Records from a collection
↓↓↓
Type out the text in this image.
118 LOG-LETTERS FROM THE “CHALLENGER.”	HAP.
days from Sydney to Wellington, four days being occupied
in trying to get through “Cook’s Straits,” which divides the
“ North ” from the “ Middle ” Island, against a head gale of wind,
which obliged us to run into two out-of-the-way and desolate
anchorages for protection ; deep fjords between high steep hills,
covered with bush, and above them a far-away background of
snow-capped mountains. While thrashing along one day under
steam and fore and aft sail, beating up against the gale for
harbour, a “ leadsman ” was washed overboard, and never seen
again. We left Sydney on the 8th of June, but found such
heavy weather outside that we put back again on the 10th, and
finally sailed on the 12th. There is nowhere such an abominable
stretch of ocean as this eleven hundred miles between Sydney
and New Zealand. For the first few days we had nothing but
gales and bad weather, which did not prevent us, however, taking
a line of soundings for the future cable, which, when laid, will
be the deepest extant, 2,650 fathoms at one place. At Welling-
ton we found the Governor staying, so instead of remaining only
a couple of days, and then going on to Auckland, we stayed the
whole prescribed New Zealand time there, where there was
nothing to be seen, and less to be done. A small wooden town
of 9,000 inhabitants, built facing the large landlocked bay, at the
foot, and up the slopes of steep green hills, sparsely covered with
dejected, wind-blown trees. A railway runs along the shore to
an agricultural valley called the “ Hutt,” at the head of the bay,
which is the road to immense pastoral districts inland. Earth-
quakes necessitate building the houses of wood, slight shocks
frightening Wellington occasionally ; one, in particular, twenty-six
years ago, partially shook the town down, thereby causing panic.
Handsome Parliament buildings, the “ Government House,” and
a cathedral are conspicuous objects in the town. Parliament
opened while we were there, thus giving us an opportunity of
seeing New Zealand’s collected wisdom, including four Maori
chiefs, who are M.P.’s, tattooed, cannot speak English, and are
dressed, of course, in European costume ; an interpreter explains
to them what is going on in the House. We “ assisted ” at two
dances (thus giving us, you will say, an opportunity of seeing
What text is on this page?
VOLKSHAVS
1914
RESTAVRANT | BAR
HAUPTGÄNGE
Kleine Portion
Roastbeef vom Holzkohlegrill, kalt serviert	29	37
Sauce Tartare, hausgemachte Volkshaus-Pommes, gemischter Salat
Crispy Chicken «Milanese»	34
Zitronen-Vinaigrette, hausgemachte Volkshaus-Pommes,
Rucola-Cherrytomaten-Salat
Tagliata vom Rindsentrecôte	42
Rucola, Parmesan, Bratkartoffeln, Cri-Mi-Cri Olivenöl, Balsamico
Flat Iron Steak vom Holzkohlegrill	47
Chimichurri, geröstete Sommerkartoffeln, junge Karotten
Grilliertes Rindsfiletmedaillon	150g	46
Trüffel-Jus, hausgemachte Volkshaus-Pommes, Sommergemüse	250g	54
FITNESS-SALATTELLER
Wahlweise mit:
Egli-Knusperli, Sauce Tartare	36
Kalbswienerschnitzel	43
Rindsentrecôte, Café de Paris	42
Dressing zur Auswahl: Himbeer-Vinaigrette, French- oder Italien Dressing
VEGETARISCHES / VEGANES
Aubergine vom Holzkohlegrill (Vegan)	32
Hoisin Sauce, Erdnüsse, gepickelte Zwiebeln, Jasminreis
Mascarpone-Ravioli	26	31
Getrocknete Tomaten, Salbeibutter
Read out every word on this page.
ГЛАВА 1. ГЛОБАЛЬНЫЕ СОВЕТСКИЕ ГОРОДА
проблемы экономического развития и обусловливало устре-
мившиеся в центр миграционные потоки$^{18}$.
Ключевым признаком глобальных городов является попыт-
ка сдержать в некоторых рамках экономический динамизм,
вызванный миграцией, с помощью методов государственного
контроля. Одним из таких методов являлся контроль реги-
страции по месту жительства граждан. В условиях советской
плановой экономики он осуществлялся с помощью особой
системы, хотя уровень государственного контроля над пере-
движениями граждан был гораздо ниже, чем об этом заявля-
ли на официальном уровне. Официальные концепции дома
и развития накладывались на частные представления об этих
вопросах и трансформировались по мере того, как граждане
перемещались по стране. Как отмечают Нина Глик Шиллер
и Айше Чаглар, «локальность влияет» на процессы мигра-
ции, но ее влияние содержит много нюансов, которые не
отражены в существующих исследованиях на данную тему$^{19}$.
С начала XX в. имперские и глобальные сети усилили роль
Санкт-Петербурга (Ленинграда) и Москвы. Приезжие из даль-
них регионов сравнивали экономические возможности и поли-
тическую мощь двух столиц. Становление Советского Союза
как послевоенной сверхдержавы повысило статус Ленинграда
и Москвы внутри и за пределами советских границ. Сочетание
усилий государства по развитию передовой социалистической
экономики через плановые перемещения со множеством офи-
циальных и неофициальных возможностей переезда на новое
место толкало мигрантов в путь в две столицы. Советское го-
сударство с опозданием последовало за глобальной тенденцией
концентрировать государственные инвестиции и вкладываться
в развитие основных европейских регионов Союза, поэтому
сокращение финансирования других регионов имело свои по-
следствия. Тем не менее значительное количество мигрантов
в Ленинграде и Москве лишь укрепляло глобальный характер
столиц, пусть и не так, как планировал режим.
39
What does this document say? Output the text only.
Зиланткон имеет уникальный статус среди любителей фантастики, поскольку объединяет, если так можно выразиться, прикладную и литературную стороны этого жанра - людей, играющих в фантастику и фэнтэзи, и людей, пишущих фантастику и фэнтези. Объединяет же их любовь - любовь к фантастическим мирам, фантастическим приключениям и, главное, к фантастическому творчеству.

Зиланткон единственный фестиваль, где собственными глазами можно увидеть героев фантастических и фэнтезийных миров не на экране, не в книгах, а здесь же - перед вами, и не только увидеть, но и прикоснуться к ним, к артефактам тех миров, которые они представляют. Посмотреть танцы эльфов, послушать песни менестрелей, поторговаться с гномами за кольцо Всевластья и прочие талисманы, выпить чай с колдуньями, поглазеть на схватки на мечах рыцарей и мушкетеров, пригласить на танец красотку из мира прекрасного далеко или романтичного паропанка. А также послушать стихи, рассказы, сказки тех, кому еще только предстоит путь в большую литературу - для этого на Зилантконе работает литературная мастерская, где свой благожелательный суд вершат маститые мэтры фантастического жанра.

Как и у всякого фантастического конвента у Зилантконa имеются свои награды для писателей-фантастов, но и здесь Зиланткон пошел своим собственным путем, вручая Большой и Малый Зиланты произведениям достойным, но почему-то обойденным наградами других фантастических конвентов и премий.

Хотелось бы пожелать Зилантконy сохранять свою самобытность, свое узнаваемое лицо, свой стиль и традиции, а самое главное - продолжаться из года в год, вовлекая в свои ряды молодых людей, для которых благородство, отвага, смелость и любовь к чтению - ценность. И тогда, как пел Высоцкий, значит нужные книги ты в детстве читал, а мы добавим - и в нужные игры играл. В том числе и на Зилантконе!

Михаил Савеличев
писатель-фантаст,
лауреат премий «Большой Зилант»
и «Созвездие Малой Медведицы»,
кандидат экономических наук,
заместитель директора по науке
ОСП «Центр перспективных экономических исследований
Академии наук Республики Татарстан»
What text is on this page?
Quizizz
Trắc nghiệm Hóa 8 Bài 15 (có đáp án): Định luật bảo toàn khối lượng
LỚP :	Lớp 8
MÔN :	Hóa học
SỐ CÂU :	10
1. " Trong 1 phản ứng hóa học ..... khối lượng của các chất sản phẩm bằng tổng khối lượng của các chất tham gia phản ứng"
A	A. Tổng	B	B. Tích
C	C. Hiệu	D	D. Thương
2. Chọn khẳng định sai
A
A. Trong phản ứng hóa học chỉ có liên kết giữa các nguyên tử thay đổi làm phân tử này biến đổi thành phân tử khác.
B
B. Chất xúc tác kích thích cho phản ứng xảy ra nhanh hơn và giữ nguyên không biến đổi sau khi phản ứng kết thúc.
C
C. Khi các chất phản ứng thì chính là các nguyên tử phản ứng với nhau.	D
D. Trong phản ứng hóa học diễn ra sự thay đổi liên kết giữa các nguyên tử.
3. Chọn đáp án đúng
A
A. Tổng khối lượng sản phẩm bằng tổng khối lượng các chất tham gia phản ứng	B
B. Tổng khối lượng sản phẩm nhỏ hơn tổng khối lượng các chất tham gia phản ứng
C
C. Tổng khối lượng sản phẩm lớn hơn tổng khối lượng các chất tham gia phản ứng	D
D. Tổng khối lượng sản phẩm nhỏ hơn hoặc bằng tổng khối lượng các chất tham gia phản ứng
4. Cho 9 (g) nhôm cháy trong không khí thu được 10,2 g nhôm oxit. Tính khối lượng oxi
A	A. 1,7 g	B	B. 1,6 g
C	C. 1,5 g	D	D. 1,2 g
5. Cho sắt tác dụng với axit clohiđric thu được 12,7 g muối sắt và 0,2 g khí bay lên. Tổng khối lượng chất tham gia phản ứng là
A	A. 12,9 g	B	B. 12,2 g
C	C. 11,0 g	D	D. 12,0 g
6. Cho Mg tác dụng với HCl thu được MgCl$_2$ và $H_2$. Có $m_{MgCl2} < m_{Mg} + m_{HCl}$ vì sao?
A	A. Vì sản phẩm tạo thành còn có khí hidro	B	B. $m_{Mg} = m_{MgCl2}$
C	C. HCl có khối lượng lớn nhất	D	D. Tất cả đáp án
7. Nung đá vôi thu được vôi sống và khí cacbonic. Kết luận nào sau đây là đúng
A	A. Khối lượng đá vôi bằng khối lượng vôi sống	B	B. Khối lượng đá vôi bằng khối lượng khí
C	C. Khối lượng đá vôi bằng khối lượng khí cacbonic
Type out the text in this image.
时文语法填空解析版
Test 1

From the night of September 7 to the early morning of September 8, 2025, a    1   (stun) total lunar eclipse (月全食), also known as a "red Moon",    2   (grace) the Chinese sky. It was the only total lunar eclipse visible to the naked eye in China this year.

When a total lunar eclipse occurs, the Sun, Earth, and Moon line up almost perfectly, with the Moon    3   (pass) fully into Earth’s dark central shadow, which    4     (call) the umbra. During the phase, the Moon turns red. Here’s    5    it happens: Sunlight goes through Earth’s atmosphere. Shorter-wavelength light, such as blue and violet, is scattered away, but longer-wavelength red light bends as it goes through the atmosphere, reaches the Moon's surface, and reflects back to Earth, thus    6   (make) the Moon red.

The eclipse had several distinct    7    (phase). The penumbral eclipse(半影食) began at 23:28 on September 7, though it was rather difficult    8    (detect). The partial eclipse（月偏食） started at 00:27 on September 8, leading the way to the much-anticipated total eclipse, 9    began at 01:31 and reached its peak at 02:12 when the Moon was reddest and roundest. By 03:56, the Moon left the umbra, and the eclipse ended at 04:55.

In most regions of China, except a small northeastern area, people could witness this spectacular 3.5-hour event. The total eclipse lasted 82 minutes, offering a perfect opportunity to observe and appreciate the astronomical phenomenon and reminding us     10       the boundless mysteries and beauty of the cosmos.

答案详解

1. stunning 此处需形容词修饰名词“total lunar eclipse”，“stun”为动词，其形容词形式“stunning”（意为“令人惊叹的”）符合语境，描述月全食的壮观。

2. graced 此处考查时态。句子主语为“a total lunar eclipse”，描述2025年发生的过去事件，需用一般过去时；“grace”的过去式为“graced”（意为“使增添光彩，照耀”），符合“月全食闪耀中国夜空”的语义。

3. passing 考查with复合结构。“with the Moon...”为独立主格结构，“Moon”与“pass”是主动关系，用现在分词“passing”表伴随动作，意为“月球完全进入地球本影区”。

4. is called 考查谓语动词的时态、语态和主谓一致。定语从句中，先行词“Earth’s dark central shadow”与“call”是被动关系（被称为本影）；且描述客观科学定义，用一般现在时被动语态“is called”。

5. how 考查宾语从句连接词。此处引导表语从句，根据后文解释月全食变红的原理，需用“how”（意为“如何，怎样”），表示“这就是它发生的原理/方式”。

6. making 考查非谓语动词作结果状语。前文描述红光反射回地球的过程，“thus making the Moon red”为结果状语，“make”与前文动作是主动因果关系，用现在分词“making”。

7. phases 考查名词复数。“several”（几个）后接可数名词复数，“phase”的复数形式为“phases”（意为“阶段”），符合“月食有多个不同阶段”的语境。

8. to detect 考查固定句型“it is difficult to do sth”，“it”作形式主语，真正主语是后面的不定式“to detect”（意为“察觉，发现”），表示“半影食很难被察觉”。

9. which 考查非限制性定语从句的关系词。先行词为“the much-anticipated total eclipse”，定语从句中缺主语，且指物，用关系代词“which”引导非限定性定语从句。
↑↑↑
## TASK OBJECTIVE
Go through the records above, find every line with the word "head", and list those lines.

## REPLY TO THE TASK
“ North ” from the “ Middle ” Island, against a head gale of wind,
an agricultural valley called the “ Hutt,” at the head of the bay,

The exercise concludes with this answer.